Your objective :: Copy the lines holding the word "selected", all of them.

[Dataset entries]
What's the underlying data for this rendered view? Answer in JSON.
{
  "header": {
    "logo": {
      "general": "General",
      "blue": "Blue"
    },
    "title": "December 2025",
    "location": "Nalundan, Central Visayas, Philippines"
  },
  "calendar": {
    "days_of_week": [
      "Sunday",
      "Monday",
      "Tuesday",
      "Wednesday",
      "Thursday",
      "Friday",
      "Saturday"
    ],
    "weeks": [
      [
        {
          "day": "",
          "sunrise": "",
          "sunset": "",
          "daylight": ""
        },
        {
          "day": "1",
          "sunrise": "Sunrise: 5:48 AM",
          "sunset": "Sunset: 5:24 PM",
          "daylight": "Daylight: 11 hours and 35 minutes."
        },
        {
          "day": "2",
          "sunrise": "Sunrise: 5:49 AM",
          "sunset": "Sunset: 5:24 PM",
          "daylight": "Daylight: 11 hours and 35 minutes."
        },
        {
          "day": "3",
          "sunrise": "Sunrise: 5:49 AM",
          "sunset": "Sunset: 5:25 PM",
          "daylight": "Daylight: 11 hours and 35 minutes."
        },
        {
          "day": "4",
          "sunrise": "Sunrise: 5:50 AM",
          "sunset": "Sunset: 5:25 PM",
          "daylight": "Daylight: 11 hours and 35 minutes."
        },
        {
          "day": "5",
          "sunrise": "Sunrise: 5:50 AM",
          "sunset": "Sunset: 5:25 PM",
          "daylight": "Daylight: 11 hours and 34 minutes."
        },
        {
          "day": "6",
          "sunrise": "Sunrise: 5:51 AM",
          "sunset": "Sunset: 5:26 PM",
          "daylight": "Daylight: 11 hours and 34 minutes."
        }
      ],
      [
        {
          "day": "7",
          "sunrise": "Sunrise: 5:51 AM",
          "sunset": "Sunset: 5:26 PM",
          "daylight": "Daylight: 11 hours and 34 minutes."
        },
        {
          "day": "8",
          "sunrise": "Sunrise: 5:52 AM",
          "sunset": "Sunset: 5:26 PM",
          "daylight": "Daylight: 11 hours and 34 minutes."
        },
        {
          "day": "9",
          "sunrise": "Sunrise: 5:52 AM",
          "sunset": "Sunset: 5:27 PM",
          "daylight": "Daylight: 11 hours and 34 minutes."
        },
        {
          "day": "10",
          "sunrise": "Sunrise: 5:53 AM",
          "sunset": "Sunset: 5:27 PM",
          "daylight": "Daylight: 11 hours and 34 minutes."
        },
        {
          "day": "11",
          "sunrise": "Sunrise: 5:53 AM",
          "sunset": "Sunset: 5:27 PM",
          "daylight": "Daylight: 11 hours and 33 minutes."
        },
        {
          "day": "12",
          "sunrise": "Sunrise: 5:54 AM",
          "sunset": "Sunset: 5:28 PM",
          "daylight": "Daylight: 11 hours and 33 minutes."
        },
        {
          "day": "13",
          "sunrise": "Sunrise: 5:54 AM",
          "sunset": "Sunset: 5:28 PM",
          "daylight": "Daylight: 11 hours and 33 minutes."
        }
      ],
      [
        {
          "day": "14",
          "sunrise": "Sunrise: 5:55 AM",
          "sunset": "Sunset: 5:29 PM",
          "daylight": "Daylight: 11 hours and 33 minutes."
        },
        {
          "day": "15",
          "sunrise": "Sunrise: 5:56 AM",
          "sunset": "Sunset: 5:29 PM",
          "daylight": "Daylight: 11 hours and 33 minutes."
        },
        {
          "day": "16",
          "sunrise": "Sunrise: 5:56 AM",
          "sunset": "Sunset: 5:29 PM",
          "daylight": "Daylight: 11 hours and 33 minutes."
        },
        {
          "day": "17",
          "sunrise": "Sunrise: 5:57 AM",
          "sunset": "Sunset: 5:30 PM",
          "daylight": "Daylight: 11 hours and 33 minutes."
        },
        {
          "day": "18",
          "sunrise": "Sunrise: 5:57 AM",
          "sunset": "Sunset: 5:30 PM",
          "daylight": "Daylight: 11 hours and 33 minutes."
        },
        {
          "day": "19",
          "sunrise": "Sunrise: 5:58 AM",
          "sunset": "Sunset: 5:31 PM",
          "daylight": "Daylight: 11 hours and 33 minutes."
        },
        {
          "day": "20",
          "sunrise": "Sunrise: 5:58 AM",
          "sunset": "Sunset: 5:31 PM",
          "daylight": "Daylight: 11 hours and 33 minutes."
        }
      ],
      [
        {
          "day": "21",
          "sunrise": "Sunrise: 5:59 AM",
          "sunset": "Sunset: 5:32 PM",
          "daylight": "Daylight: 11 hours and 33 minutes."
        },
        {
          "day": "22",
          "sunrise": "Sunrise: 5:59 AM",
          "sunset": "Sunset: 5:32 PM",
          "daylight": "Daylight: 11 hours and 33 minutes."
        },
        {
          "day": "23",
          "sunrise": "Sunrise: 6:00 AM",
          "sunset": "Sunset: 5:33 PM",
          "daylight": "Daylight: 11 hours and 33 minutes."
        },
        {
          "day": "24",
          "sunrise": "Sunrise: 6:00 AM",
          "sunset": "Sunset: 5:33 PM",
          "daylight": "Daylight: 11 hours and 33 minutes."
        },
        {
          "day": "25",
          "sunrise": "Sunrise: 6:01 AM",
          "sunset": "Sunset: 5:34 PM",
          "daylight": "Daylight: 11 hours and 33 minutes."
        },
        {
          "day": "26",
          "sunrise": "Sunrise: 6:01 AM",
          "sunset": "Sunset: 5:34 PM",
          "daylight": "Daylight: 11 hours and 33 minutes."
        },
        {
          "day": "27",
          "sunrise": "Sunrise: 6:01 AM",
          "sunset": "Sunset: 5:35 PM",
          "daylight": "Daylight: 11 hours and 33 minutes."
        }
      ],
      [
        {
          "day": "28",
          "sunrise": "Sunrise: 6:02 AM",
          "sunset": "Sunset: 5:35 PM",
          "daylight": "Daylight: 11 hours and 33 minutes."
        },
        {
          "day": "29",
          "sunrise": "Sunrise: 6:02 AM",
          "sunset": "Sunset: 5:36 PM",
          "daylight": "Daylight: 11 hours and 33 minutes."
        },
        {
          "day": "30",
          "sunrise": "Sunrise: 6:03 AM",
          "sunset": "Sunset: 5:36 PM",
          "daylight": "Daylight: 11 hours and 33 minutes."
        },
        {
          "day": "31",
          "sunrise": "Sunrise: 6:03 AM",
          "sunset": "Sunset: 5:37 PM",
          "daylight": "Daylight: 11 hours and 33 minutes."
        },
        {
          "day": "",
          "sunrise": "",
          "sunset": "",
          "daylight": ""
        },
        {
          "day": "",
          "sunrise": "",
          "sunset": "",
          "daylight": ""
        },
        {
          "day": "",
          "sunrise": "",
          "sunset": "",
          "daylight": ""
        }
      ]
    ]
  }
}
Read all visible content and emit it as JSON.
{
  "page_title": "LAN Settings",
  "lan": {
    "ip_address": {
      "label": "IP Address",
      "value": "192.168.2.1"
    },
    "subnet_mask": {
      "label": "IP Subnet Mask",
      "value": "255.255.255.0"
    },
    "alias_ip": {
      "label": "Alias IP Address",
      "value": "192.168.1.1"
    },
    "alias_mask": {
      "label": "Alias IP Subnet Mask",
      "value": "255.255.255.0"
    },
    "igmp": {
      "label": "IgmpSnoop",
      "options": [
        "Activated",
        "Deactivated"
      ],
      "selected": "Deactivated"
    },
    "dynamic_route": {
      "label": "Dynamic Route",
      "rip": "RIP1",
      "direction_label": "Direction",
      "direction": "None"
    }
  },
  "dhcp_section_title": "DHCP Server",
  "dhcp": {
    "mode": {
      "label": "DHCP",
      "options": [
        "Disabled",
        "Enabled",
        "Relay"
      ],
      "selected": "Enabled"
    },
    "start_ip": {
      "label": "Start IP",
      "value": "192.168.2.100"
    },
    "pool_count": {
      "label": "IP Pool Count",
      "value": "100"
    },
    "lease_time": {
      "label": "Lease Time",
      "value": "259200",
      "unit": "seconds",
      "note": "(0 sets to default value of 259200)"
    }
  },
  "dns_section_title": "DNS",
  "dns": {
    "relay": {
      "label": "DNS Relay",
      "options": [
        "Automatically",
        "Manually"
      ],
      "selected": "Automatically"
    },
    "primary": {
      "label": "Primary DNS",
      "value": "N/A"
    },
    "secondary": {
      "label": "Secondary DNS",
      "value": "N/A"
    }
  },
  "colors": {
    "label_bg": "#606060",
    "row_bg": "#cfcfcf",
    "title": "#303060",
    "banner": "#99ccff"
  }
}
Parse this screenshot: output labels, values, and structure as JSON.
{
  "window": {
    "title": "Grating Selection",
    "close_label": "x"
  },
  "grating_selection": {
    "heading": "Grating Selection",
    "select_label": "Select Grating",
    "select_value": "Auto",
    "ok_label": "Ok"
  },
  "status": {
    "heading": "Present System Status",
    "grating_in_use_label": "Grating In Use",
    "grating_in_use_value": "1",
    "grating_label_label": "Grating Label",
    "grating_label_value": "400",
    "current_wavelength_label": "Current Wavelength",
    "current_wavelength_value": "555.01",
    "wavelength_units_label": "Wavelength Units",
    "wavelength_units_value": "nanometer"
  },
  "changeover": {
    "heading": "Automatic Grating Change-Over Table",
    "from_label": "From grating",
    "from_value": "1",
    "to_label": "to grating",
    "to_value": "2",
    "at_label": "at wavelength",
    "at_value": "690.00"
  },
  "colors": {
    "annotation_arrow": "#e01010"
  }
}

Reply ::
      "selected": "Deactivated"
      "selected": "Enabled"
      "selected": "Automatically"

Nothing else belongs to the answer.